• **TASK INSTRUCTIONS**:
Report each line of the data that has "Privacy" somewhere in it.

• **STORED RECORDS**:
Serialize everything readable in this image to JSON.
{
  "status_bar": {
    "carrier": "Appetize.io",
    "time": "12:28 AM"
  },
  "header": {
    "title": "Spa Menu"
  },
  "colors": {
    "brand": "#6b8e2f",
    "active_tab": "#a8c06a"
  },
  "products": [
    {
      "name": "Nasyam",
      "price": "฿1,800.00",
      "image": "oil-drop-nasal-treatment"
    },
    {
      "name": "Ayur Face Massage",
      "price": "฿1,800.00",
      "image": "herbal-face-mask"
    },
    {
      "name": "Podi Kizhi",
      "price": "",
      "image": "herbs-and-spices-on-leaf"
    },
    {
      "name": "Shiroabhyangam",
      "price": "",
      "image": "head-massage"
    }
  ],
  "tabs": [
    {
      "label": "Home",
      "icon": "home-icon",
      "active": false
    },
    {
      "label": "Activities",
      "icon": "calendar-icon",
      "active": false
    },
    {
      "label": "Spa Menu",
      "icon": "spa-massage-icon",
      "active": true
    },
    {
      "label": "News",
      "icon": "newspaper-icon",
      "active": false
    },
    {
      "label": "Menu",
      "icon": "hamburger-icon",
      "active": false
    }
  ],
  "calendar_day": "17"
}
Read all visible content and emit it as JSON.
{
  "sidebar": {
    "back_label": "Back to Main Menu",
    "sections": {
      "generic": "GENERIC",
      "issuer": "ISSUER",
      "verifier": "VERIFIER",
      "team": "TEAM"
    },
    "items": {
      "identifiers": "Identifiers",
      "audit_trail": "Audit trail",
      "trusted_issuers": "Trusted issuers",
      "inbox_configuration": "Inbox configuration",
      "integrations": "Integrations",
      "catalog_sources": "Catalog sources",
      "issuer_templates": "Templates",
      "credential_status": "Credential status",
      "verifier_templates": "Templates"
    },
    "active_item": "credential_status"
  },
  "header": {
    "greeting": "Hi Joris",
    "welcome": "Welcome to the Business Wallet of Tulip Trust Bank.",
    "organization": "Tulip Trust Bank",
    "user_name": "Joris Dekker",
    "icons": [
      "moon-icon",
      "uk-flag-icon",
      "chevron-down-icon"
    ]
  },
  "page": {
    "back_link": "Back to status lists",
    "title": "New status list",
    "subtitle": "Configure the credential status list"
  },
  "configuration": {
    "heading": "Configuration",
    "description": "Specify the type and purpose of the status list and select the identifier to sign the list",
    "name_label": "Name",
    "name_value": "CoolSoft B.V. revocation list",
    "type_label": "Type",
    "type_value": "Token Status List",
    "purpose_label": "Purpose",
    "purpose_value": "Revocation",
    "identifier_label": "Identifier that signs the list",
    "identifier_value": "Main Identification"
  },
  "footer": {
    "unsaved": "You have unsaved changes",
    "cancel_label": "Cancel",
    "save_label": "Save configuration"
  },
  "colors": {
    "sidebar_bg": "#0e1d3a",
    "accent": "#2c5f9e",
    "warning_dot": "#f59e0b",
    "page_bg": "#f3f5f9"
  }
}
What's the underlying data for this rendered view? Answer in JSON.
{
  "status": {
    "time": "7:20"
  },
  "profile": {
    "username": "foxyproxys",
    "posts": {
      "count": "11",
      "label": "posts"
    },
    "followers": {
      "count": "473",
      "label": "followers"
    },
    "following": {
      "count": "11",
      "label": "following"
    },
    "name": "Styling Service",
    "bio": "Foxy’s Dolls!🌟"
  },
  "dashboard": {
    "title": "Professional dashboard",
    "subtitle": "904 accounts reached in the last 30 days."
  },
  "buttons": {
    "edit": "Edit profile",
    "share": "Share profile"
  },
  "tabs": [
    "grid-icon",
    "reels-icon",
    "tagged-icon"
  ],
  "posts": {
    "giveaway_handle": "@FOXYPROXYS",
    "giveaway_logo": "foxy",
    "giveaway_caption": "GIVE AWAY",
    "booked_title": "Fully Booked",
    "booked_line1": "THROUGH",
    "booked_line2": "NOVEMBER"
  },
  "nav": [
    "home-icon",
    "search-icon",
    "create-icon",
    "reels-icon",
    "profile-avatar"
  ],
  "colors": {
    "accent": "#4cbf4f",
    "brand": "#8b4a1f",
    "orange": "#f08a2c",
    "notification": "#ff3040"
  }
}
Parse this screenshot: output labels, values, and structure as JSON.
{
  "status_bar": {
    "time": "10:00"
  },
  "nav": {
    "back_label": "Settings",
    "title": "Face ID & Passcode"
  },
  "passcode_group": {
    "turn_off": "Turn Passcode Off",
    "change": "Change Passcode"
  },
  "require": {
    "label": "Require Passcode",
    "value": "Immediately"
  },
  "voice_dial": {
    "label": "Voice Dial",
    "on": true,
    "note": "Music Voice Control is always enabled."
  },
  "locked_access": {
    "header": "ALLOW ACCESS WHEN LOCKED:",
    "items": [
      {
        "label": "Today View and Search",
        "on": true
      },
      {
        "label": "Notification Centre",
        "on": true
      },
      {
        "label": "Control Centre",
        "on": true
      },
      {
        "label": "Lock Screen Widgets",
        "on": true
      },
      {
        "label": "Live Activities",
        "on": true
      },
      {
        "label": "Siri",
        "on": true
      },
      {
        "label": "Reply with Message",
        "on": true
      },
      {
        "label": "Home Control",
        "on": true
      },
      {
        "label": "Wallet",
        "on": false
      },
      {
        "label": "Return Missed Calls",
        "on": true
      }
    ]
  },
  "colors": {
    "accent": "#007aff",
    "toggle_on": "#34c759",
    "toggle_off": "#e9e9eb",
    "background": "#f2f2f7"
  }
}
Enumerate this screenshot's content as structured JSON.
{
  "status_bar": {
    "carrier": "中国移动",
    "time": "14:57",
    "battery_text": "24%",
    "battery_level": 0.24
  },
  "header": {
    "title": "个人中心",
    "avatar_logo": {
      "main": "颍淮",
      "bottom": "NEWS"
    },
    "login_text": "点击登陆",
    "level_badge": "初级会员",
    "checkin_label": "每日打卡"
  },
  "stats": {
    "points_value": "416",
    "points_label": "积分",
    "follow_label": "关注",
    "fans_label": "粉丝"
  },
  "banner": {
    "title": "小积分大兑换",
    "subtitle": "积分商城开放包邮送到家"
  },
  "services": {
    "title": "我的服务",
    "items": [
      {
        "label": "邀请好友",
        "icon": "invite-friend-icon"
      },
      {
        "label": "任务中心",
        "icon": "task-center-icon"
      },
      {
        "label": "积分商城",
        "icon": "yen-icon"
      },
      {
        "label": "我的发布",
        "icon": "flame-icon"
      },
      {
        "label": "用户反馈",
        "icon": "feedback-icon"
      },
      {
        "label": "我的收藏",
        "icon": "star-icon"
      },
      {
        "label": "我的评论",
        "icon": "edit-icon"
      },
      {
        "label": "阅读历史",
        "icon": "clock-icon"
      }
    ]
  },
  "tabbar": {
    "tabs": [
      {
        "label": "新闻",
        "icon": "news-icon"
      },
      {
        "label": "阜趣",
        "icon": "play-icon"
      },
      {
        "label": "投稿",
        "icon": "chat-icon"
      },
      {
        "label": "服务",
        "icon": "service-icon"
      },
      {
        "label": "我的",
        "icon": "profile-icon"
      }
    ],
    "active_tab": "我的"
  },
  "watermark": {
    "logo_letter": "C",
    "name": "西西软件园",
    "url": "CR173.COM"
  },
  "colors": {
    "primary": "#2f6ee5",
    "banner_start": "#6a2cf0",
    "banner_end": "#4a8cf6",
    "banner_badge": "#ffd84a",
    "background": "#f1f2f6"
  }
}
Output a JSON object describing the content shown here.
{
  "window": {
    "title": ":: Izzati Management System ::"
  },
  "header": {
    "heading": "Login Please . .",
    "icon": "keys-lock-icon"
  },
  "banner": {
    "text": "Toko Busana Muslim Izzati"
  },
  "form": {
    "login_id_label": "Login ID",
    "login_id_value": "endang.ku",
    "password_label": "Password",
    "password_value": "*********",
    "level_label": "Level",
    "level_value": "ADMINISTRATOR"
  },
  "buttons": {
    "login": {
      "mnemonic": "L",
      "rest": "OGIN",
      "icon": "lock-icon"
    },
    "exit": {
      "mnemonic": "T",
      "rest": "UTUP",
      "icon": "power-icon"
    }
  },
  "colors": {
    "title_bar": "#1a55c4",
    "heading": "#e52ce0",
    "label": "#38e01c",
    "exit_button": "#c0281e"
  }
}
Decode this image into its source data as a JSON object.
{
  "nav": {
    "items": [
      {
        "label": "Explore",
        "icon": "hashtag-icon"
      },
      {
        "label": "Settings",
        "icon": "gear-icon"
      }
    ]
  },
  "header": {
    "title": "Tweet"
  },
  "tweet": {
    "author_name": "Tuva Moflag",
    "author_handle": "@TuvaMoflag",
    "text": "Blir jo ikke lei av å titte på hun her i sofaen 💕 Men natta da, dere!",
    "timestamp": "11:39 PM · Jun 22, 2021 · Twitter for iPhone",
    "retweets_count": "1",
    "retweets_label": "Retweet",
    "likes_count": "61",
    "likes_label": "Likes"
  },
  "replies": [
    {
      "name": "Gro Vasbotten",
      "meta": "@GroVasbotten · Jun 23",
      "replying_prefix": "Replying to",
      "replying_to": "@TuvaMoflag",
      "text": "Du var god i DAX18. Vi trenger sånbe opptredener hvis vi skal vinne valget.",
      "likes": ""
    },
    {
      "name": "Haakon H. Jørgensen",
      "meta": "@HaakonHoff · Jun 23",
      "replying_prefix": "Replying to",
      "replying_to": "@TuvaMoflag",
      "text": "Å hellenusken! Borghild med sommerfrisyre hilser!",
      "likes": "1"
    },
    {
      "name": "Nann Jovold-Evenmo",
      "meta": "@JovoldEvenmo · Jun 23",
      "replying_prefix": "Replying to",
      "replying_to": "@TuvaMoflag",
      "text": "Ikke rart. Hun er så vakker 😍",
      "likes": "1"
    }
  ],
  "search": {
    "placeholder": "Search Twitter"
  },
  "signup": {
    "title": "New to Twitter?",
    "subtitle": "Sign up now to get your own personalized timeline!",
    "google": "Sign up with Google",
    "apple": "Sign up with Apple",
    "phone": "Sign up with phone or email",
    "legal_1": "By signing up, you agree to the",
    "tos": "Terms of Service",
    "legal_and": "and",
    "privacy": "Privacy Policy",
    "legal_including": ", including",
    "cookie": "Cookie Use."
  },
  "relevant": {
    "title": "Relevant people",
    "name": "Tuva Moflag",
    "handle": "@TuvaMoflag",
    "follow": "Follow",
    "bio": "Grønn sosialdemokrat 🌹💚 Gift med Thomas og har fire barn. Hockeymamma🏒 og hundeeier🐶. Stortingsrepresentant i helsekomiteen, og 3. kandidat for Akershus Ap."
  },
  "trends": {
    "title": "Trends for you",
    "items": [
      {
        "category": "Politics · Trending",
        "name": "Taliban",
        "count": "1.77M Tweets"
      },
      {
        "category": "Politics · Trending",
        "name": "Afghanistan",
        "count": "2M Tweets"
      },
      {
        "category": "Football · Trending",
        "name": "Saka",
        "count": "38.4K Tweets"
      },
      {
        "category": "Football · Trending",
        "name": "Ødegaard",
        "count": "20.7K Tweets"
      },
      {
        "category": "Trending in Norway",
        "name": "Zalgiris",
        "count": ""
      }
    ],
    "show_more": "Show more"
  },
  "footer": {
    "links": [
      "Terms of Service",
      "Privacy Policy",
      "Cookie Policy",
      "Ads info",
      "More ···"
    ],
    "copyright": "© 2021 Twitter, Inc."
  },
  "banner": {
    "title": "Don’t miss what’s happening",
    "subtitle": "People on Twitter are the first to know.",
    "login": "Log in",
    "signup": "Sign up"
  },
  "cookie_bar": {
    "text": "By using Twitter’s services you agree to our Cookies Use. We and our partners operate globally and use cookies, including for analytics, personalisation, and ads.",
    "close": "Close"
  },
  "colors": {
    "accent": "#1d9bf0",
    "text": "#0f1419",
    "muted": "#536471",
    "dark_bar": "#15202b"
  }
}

• **SOLUTION**:
    "privacy": "Privacy Policy",
      "Privacy Policy",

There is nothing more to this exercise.